--- start of SOURCE MATERIAL ---

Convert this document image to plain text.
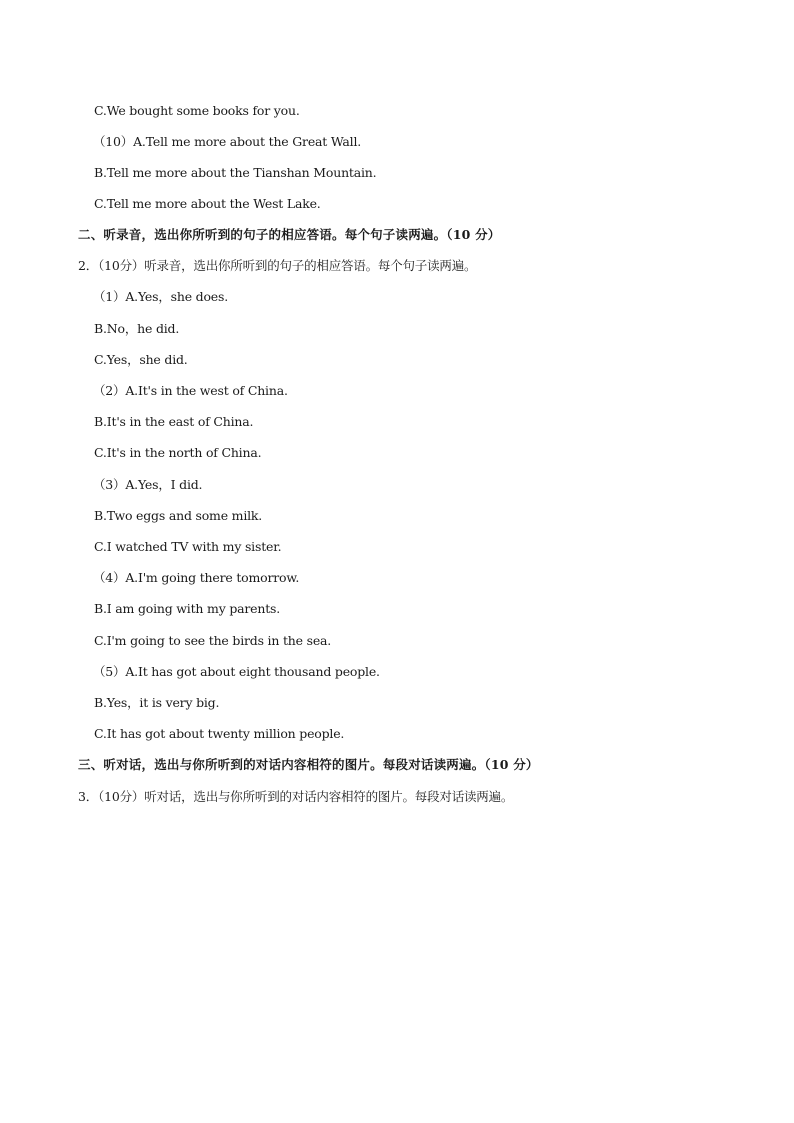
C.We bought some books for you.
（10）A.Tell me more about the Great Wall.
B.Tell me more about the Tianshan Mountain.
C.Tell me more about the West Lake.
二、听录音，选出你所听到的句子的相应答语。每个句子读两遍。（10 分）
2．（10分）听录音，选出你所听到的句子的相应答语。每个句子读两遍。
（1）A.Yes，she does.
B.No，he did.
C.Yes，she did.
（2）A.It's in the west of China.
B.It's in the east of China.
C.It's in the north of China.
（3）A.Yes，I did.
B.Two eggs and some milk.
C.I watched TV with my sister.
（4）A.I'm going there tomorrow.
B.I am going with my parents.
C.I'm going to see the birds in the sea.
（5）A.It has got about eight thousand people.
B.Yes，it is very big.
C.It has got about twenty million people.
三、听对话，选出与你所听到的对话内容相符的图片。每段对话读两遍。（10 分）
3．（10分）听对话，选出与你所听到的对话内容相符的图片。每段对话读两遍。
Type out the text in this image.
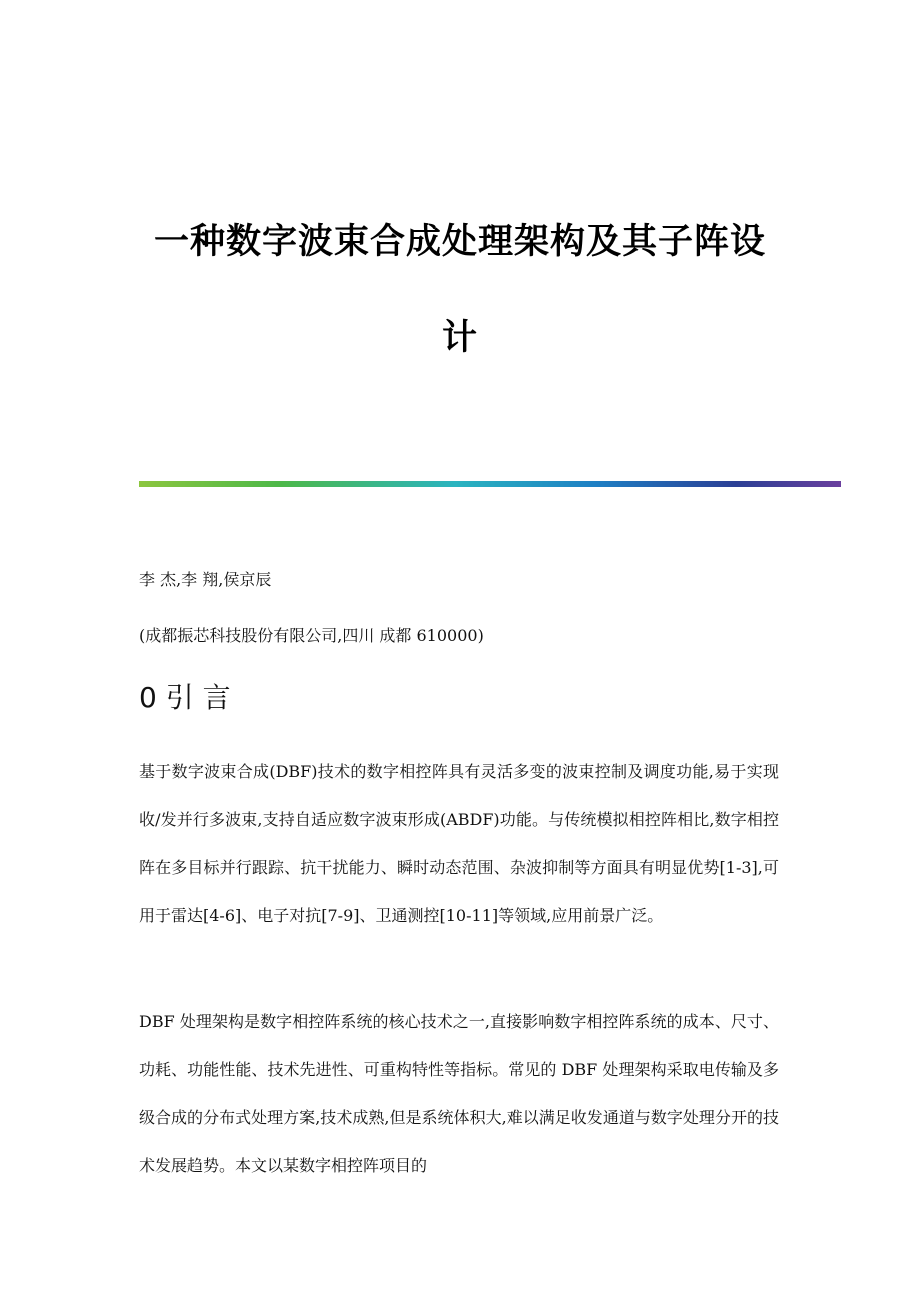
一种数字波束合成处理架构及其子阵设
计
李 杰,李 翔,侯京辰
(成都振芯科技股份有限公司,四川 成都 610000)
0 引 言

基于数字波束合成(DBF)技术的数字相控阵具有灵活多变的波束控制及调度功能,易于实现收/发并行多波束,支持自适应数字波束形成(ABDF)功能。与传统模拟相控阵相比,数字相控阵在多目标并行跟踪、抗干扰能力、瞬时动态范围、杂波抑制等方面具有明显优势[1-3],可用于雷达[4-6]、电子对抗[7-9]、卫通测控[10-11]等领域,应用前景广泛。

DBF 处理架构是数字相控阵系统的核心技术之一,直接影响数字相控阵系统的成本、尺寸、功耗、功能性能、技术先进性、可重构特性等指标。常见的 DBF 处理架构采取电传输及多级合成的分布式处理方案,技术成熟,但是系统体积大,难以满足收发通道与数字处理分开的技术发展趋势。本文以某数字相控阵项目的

--- end of SOURCE MATERIAL ---

AIM: Only a number is wanted: how many lines of the material above hold "每段对话读两遍"?

TASK SOLUTION: 2